THE EXERCISE » Carry none of the pictures over; write out the complete data exactly.

TASK MATERIAL »
** Begin **
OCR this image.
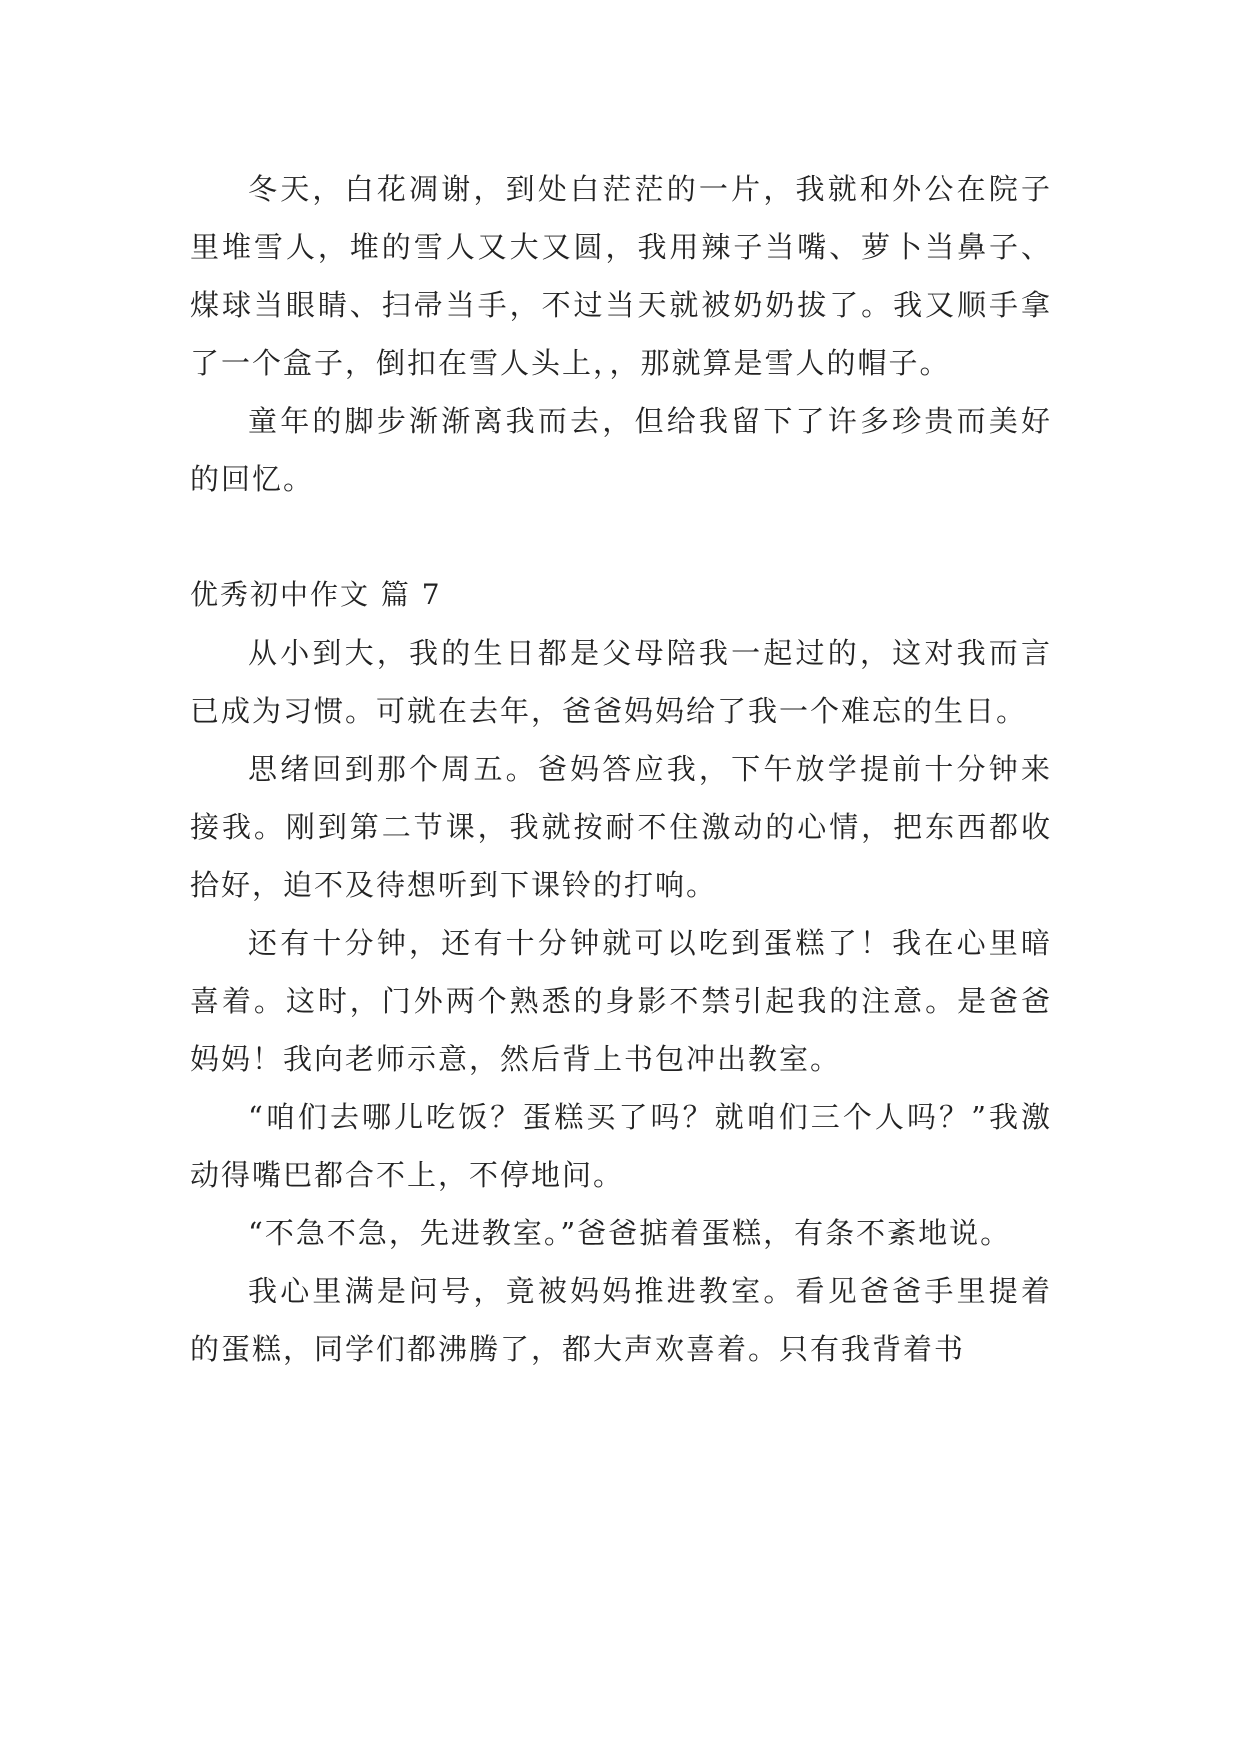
冬天，白花凋谢，到处白茫茫的一片，我就和外公在院子里堆雪人，堆的雪人又大又圆，我用辣子当嘴、萝卜当鼻子、煤球当眼睛、扫帚当手，不过当天就被奶奶拔了。我又顺手拿了一个盒子，倒扣在雪人头上，，那就算是雪人的帽子。

童年的脚步渐渐离我而去，但给我留下了许多珍贵而美好的回忆。

优秀初中作文 篇 7

从小到大，我的生日都是父母陪我一起过的，这对我而言已成为习惯。可就在去年，爸爸妈妈给了我一个难忘的生日。

思绪回到那个周五。爸妈答应我，下午放学提前十分钟来接我。刚到第二节课，我就按耐不住激动的心情，把东西都收拾好，迫不及待想听到下课铃的打响。

还有十分钟，还有十分钟就可以吃到蛋糕了！我在心里暗喜着。这时，门外两个熟悉的身影不禁引起我的注意。是爸爸妈妈！我向老师示意，然后背上书包冲出教室。

“咱们去哪儿吃饭？蛋糕买了吗？就咱们三个人吗？”我激动得嘴巴都合不上，不停地问。

“不急不急，先进教室。”爸爸掂着蛋糕，有条不紊地说。

我心里满是问号，竟被妈妈推进教室。看见爸爸手里提着的蛋糕，同学们都沸腾了，都大声欢喜着。只有我背着书
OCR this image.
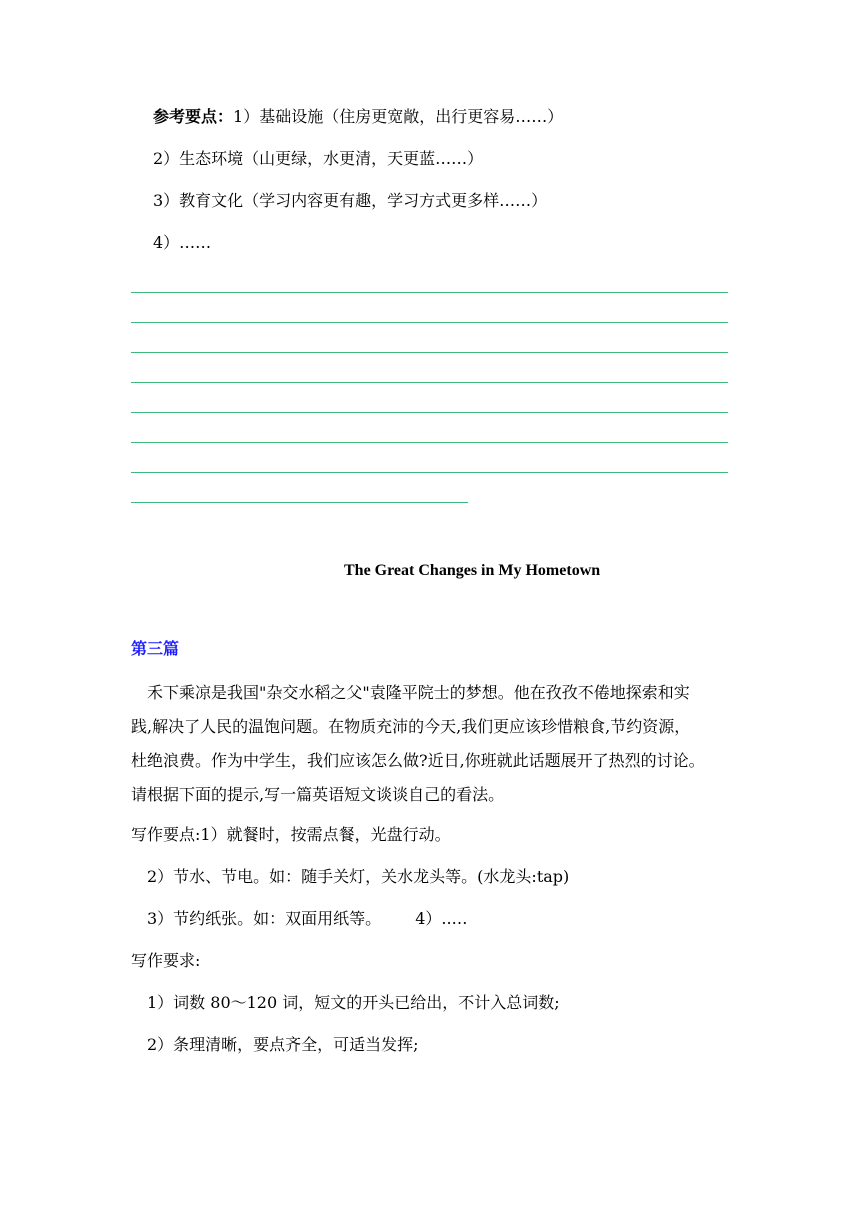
参考要点：1）基础设施（住房更宽敞，出行更容易……）
2）生态环境（山更绿，水更清，天更蓝……）
3）教育文化（学习内容更有趣，学习方式更多样……）
4）……
The Great Changes in My Hometown
第三篇
禾下乘凉是我国"杂交水稻之父"袁隆平院士的梦想。他在孜孜不倦地探索和实
践,解决了人民的温饱问题。在物质充沛的今天,我们更应该珍惜粮食,节约资源，
杜绝浪费。作为中学生，我们应该怎么做?近日,你班就此话题展开了热烈的讨论。
请根据下面的提示,写一篇英语短文谈谈自己的看法。
写作要点:1）就餐时，按需点餐，光盘行动。
2）节水、节电。如：随手关灯，关水龙头等。(水龙头:tap)
3）节约纸张。如：双面用纸等。 4）..…
写作要求:
1）词数 80～120 词，短文的开头已给出，不计入总词数;
2）条理清晰，要点齐全，可适当发挥;
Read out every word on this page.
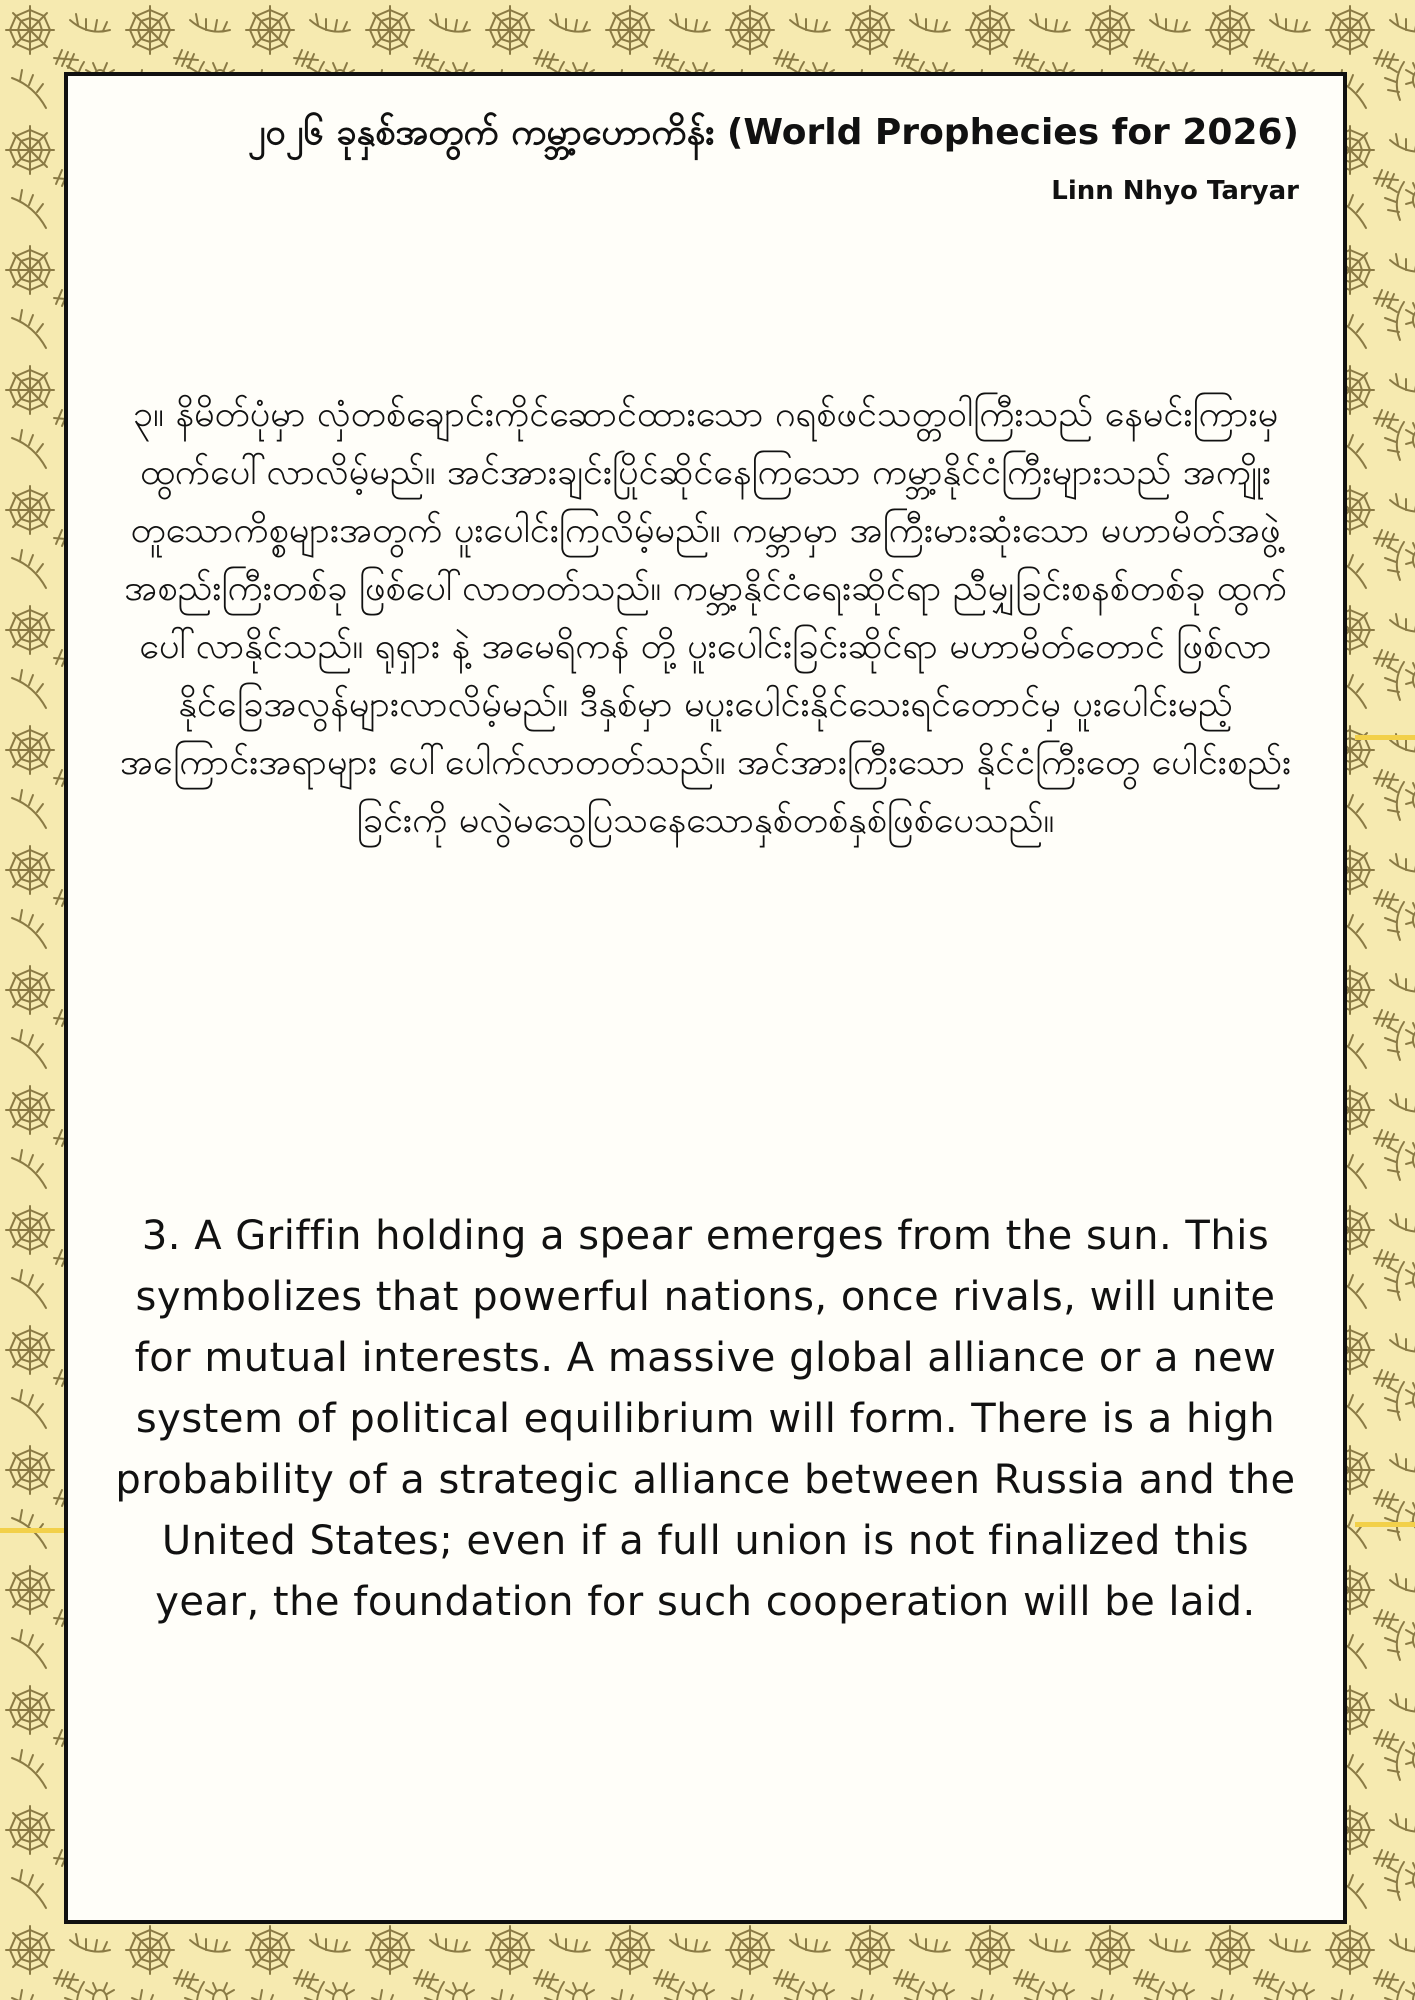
၂၀၂၆ ခုနှစ်အတွက် ကမ္ဘာ့ဟောကိန်း (World Prophecies for 2026)
Linn Nhyo Taryar

၃။ နိမိတ်ပုံမှာ လှံတစ်ချောင်းကိုင်ဆောင်ထားသော ဂရစ်ဖင်သတ္တဝါကြီးသည် နေမင်းကြားမှ ထွက်ပေါ်လာလိမ့်မည်။ အင်အားချင်းပြိုင်ဆိုင်နေကြသော ကမ္ဘာ့နိုင်ငံကြီးများသည် အကျိုးတူသောကိစ္စများအတွက် ပူးပေါင်းကြလိမ့်မည်။ ကမ္ဘာမှာ အကြီးမားဆုံးသော မဟာမိတ်အဖွဲ့အစည်းကြီးတစ်ခု ဖြစ်ပေါ်လာတတ်သည်။ ကမ္ဘာ့နိုင်ငံရေးဆိုင်ရာ ညီမျှခြင်းစနစ်တစ်ခု ထွက်ပေါ်လာနိုင်သည်။ ရုရှား နဲ့ အမေရိကန် တို့ ပူးပေါင်းခြင်းဆိုင်ရာ မဟာမိတ်တောင် ဖြစ်လာနိုင်ခြေအလွန်များလာလိမ့်မည်။ ဒီနှစ်မှာ မပူးပေါင်းနိုင်သေးရင်တောင်မှ ပူးပေါင်းမည့်အကြောင်းအရာများ ပေါ်ပေါက်လာတတ်သည်။ အင်အားကြီးသော နိုင်ငံကြီးတွေ ပေါင်းစည်းခြင်းကို မလွဲမသွေပြသနေသောနှစ်တစ်နှစ်ဖြစ်ပေသည်။

3. A Griffin holding a spear emerges from the sun. This symbolizes that powerful nations, once rivals, will unite for mutual interests. A massive global alliance or a new system of political equilibrium will form. There is a high probability of a strategic alliance between Russia and the United States; even if a full union is not finalized this year, the foundation for such cooperation will be laid.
** End **
REPLY »
OCR this image.
冬天，白花凋谢，到处白茫茫的一片，我就和外公在院子里堆雪人，堆的雪人又大又圆，我用辣子当嘴、萝卜当鼻子、煤球当眼睛、扫帚当手，不过当天就被奶奶拔了。我又顺手拿了一个盒子，倒扣在雪人头上，，那就算是雪人的帽子。

童年的脚步渐渐离我而去，但给我留下了许多珍贵而美好的回忆。

优秀初中作文 篇 7

从小到大，我的生日都是父母陪我一起过的，这对我而言已成为习惯。可就在去年，爸爸妈妈给了我一个难忘的生日。

思绪回到那个周五。爸妈答应我，下午放学提前十分钟来接我。刚到第二节课，我就按耐不住激动的心情，把东西都收拾好，迫不及待想听到下课铃的打响。

还有十分钟，还有十分钟就可以吃到蛋糕了！我在心里暗喜着。这时，门外两个熟悉的身影不禁引起我的注意。是爸爸妈妈！我向老师示意，然后背上书包冲出教室。

“咱们去哪儿吃饭？蛋糕买了吗？就咱们三个人吗？”我激动得嘴巴都合不上，不停地问。

“不急不急，先进教室。”爸爸掂着蛋糕，有条不紊地说。

我心里满是问号，竟被妈妈推进教室。看见爸爸手里提着的蛋糕，同学们都沸腾了，都大声欢喜着。只有我背着书
OCR this image.
参考要点：1）基础设施（住房更宽敞，出行更容易……）
2）生态环境（山更绿，水更清，天更蓝……）
3）教育文化（学习内容更有趣，学习方式更多样……）
4）……
The Great Changes in My Hometown
第三篇
禾下乘凉是我国"杂交水稻之父"袁隆平院士的梦想。他在孜孜不倦地探索和实
践,解决了人民的温饱问题。在物质充沛的今天,我们更应该珍惜粮食,节约资源，
杜绝浪费。作为中学生，我们应该怎么做?近日,你班就此话题展开了热烈的讨论。
请根据下面的提示,写一篇英语短文谈谈自己的看法。
写作要点:1）就餐时，按需点餐，光盘行动。
2）节水、节电。如：随手关灯，关水龙头等。(水龙头:tap)
3）节约纸张。如：双面用纸等。 4）..…
写作要求:
1）词数 80～120 词，短文的开头已给出，不计入总词数;
2）条理清晰，要点齐全，可适当发挥;
Read out every word on this page.
၂၀၂၆ ခုနှစ်အတွက် ကမ္ဘာ့ဟောကိန်း (World Prophecies for 2026)
Linn Nhyo Taryar

၃။ နိမိတ်ပုံမှာ လှံတစ်ချောင်းကိုင်ဆောင်ထားသော ဂရစ်ဖင်သတ္တဝါကြီးသည် နေမင်းကြားမှ ထွက်ပေါ်လာလိမ့်မည်။ အင်အားချင်းပြိုင်ဆိုင်နေကြသော ကမ္ဘာ့နိုင်ငံကြီးများသည် အကျိုးတူသောကိစ္စများအတွက် ပူးပေါင်းကြလိမ့်မည်။ ကမ္ဘာမှာ အကြီးမားဆုံးသော မဟာမိတ်အဖွဲ့အစည်းကြီးတစ်ခု ဖြစ်ပေါ်လာတတ်သည်။ ကမ္ဘာ့နိုင်ငံရေးဆိုင်ရာ ညီမျှခြင်းစနစ်တစ်ခု ထွက်ပေါ်လာနိုင်သည်။ ရုရှား နဲ့ အမေရိကန် တို့ ပူးပေါင်းခြင်းဆိုင်ရာ မဟာမိတ်တောင် ဖြစ်လာနိုင်ခြေအလွန်များလာလိမ့်မည်။ ဒီနှစ်မှာ မပူးပေါင်းနိုင်သေးရင်တောင်မှ ပူးပေါင်းမည့်အကြောင်းအရာများ ပေါ်ပေါက်လာတတ်သည်။ အင်အားကြီးသော နိုင်ငံကြီးတွေ ပေါင်းစည်းခြင်းကို မလွဲမသွေပြသနေသောနှစ်တစ်နှစ်ဖြစ်ပေသည်။

3. A Griffin holding a spear emerges from the sun. This symbolizes that powerful nations, once rivals, will unite for mutual interests. A massive global alliance or a new system of political equilibrium will form. There is a high probability of a strategic alliance between Russia and the United States; even if a full union is not finalized this year, the foundation for such cooperation will be laid.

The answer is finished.